» Material shown
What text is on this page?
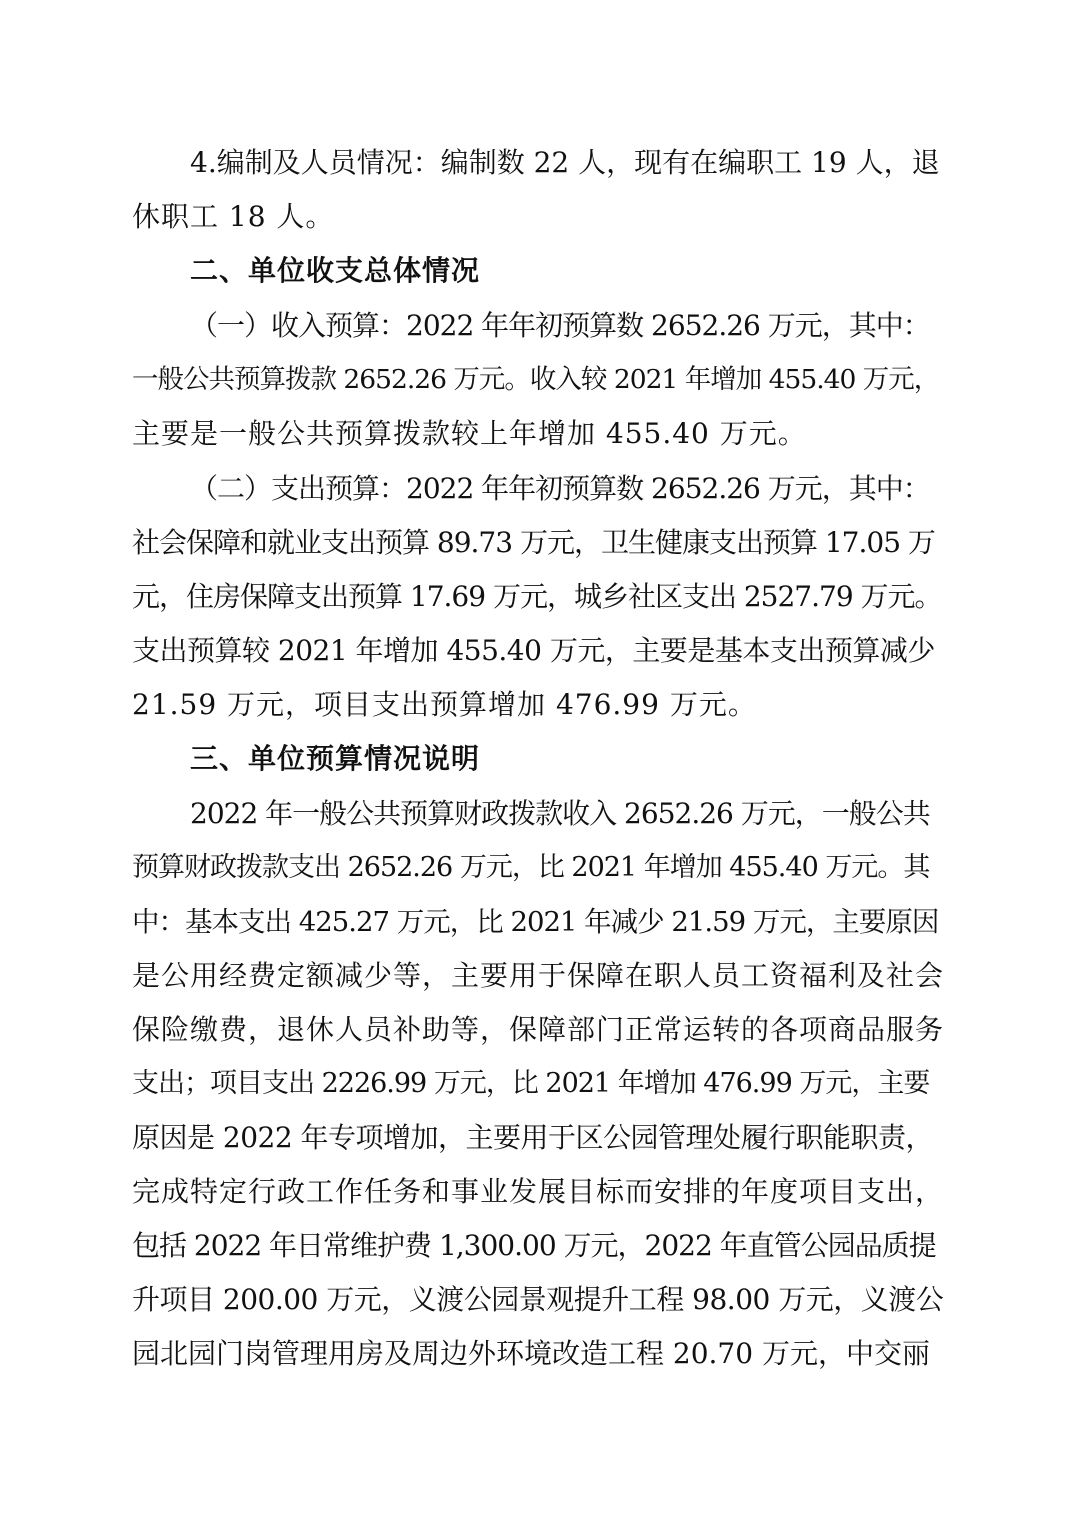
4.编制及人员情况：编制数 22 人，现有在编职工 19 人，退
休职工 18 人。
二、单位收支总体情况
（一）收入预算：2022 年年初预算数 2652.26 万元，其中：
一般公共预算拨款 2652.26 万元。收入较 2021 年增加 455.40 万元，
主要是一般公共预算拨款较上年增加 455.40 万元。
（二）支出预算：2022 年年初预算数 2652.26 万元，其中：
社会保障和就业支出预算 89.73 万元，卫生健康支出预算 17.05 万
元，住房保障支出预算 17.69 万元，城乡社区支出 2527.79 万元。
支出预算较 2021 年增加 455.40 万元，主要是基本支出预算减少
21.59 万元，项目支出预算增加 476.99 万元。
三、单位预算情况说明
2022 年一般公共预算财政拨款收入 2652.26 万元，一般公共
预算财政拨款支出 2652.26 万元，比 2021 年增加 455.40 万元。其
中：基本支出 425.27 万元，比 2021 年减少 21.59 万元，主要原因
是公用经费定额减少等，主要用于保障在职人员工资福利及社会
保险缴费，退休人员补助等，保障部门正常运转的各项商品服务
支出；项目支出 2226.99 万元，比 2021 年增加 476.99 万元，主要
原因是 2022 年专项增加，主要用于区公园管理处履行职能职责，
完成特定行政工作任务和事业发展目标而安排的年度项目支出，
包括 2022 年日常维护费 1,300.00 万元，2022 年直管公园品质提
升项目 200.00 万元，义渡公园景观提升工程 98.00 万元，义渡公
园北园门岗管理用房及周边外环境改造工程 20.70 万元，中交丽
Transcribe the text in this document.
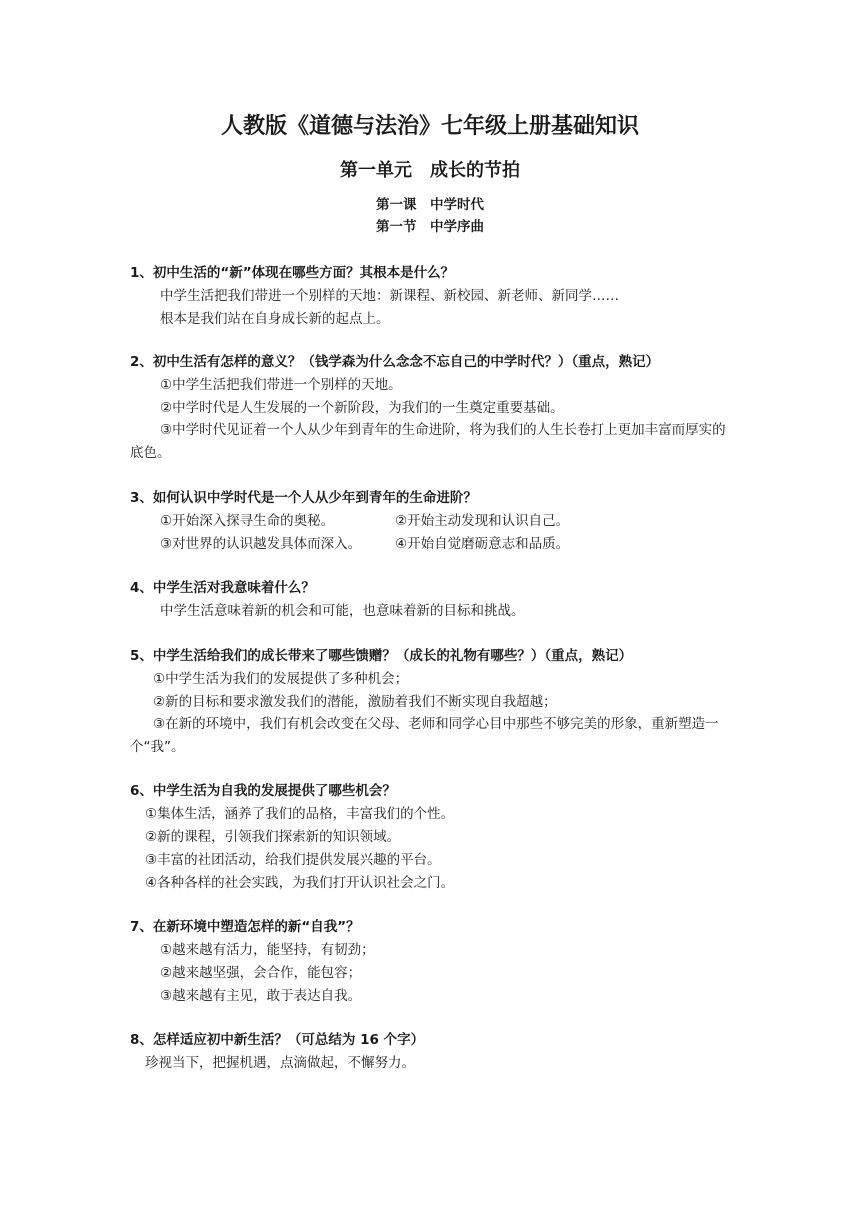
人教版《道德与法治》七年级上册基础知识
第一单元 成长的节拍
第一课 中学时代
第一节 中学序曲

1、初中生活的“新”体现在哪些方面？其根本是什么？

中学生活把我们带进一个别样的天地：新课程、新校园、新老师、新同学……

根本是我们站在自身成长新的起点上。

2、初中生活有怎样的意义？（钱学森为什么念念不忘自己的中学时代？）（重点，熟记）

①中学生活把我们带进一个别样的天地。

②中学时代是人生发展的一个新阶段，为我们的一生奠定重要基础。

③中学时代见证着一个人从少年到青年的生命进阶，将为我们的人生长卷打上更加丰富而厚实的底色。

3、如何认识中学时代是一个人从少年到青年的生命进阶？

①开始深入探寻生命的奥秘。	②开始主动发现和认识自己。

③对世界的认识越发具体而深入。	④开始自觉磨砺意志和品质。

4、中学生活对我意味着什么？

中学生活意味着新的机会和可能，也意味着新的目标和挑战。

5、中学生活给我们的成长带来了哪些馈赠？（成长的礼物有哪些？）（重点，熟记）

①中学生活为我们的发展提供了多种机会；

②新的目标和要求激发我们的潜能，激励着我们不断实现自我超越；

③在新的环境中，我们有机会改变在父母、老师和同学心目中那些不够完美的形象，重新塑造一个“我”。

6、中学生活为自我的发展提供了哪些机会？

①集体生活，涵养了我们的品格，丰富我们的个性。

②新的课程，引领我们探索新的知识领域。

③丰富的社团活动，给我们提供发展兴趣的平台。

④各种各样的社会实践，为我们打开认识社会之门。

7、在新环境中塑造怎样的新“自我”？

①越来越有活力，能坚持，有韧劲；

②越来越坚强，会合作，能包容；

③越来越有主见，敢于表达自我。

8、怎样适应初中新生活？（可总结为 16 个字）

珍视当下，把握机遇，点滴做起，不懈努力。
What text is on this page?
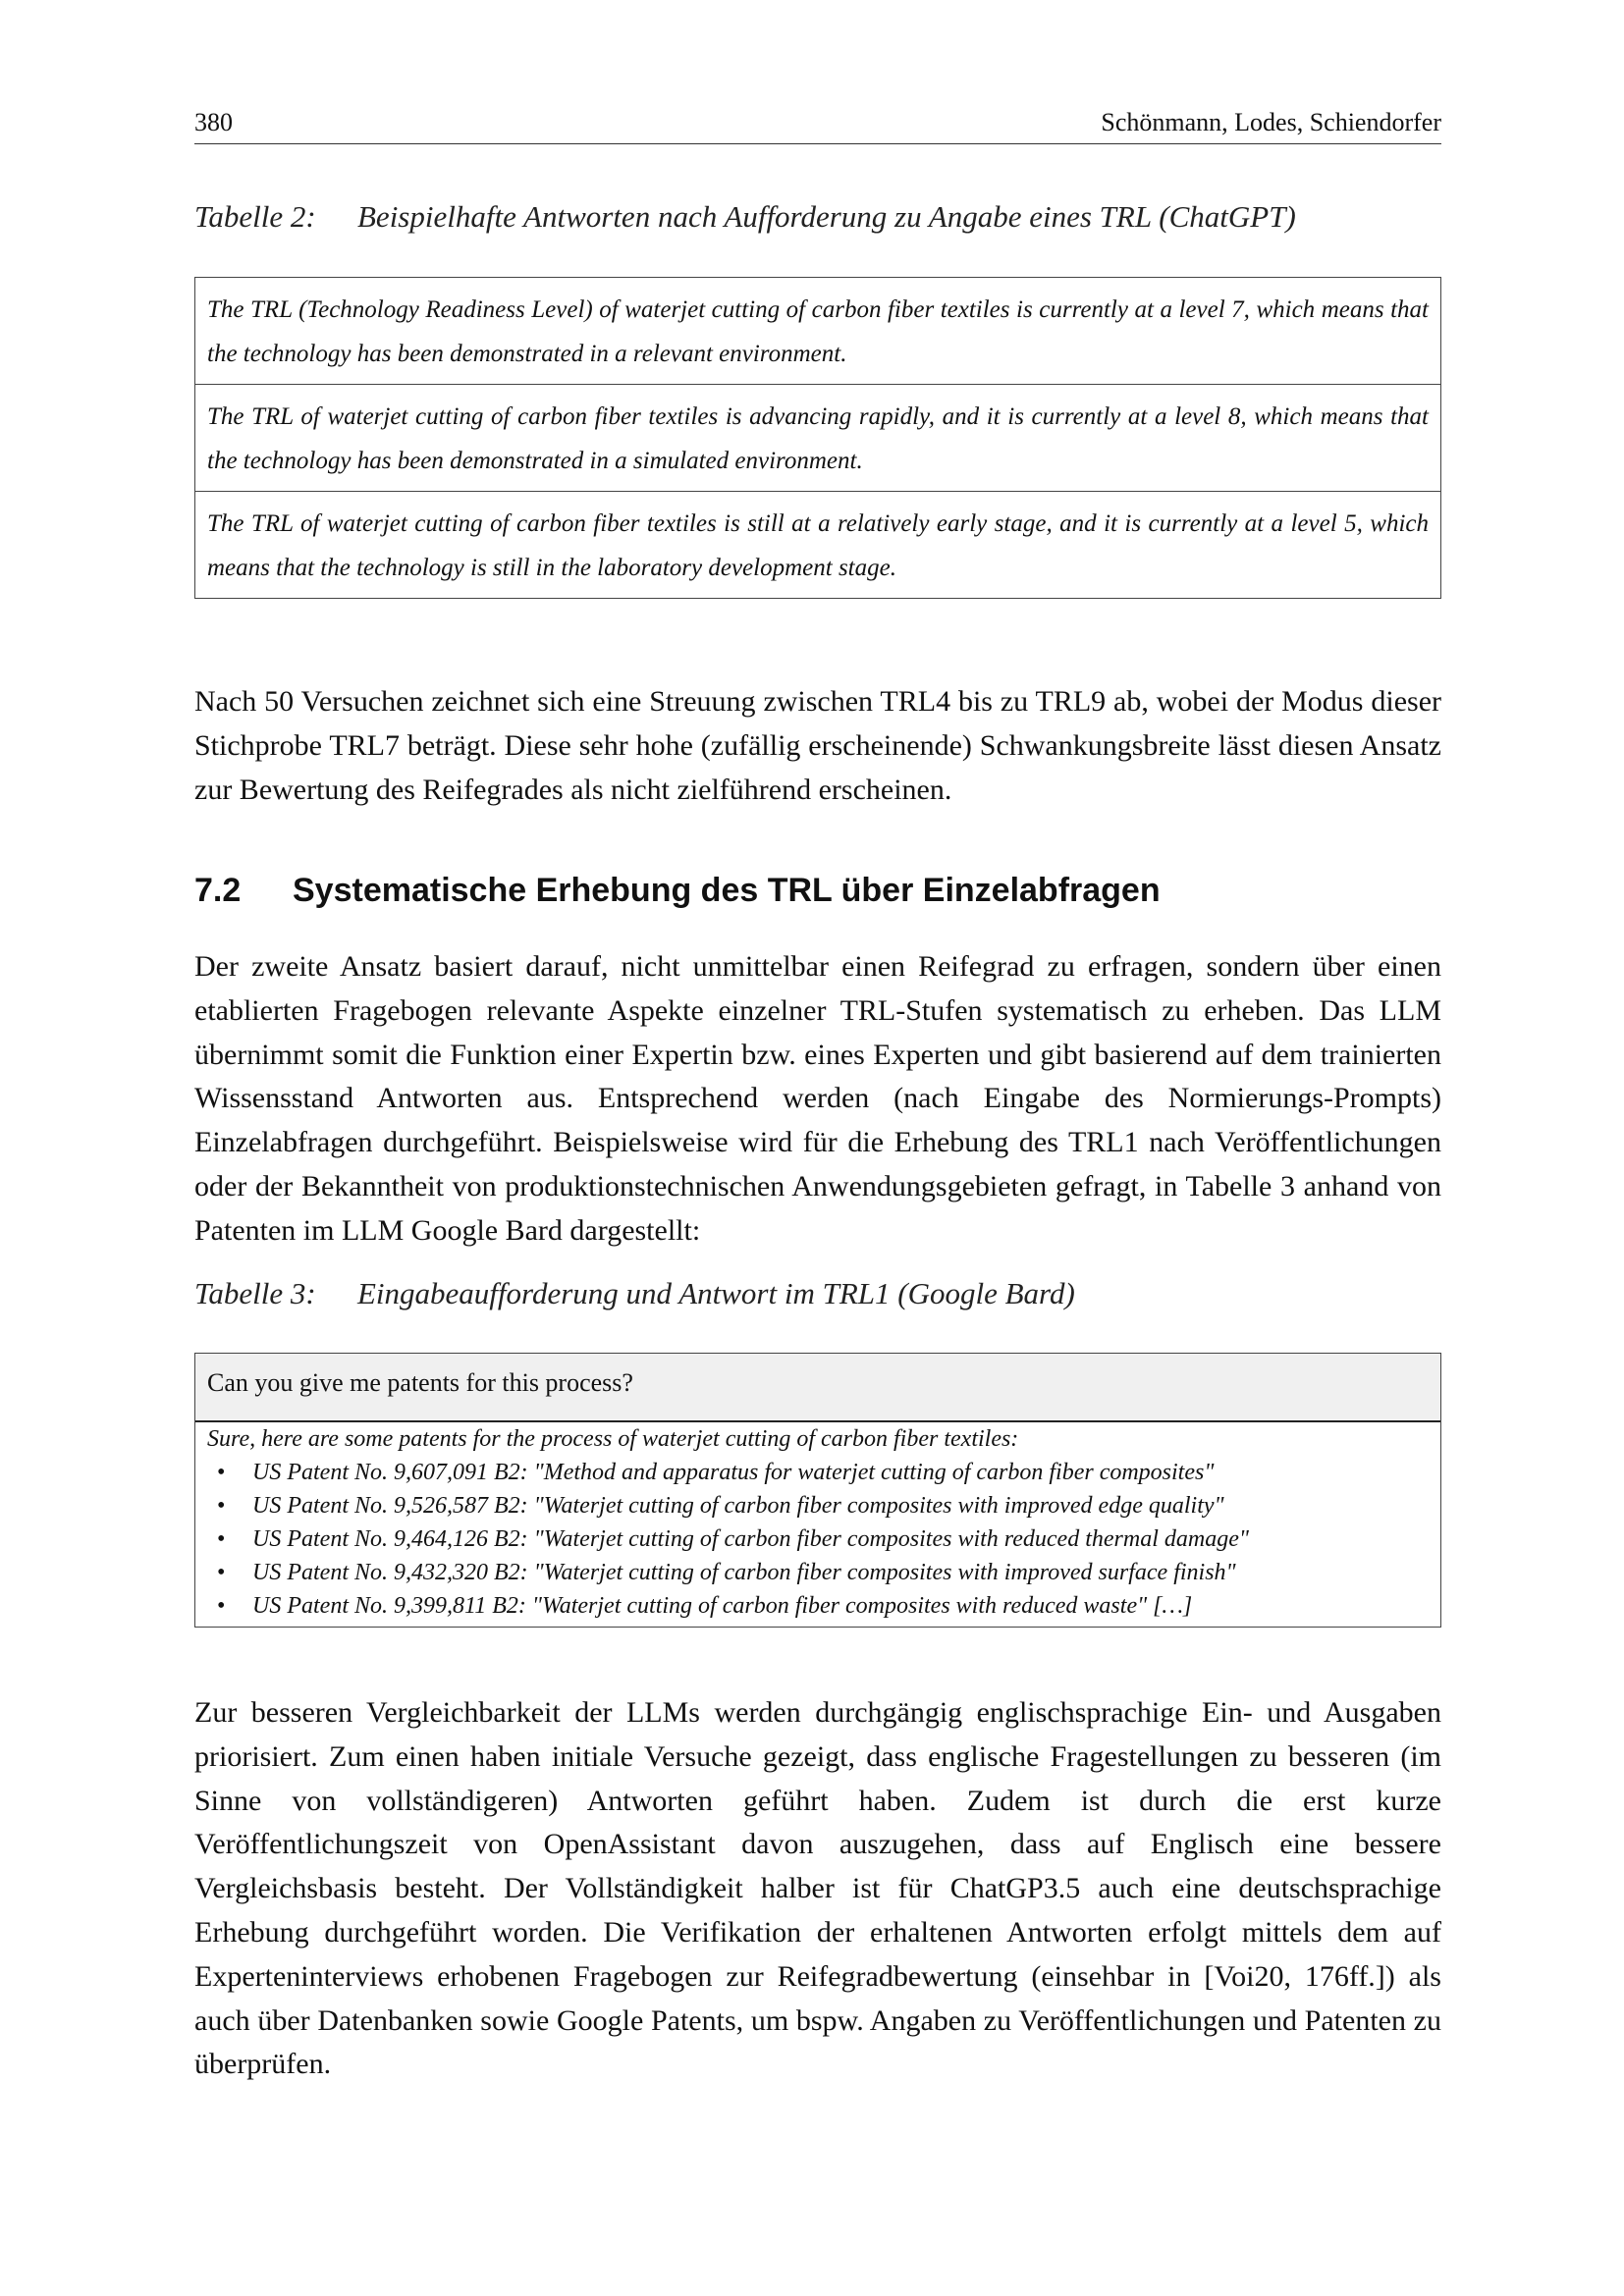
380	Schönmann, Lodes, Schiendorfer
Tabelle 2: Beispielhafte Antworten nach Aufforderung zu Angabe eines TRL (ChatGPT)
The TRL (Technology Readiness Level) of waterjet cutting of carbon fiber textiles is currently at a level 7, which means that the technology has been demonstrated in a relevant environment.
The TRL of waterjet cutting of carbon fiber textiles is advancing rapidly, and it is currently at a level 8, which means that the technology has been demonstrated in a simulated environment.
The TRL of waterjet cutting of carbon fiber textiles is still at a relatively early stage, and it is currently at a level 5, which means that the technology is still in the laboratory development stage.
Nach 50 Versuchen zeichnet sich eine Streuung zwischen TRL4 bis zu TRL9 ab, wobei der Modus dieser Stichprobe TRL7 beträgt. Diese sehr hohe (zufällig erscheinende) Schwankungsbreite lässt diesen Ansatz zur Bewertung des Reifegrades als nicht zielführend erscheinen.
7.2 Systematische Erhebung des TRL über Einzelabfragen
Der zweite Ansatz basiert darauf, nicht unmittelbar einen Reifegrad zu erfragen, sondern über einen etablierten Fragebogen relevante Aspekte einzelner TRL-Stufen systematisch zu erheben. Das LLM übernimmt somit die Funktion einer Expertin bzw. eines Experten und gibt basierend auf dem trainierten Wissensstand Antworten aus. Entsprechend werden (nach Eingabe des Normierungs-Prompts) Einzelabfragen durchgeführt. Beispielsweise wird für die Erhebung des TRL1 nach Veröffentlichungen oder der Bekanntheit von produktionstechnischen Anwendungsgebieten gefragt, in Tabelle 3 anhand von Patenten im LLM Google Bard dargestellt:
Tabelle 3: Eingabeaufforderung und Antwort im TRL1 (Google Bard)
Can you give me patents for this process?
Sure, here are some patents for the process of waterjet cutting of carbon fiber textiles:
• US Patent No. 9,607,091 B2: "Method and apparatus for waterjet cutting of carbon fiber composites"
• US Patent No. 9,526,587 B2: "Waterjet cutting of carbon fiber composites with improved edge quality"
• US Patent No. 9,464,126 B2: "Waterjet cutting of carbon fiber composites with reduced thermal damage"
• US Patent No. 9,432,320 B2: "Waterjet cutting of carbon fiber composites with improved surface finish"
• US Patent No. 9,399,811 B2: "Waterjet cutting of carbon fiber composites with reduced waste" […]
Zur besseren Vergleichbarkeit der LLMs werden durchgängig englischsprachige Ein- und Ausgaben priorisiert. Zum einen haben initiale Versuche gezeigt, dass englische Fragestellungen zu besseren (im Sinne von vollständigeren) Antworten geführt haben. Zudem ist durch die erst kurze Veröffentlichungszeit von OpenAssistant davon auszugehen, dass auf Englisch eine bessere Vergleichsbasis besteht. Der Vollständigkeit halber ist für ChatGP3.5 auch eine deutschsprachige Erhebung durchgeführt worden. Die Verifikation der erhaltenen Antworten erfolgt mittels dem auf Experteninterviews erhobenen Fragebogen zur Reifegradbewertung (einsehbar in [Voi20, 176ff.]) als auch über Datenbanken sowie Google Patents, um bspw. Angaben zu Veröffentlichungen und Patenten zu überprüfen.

» Problem statement
Your answer should be one number: how many lines of the listing include the word "composites".

» Complete response
5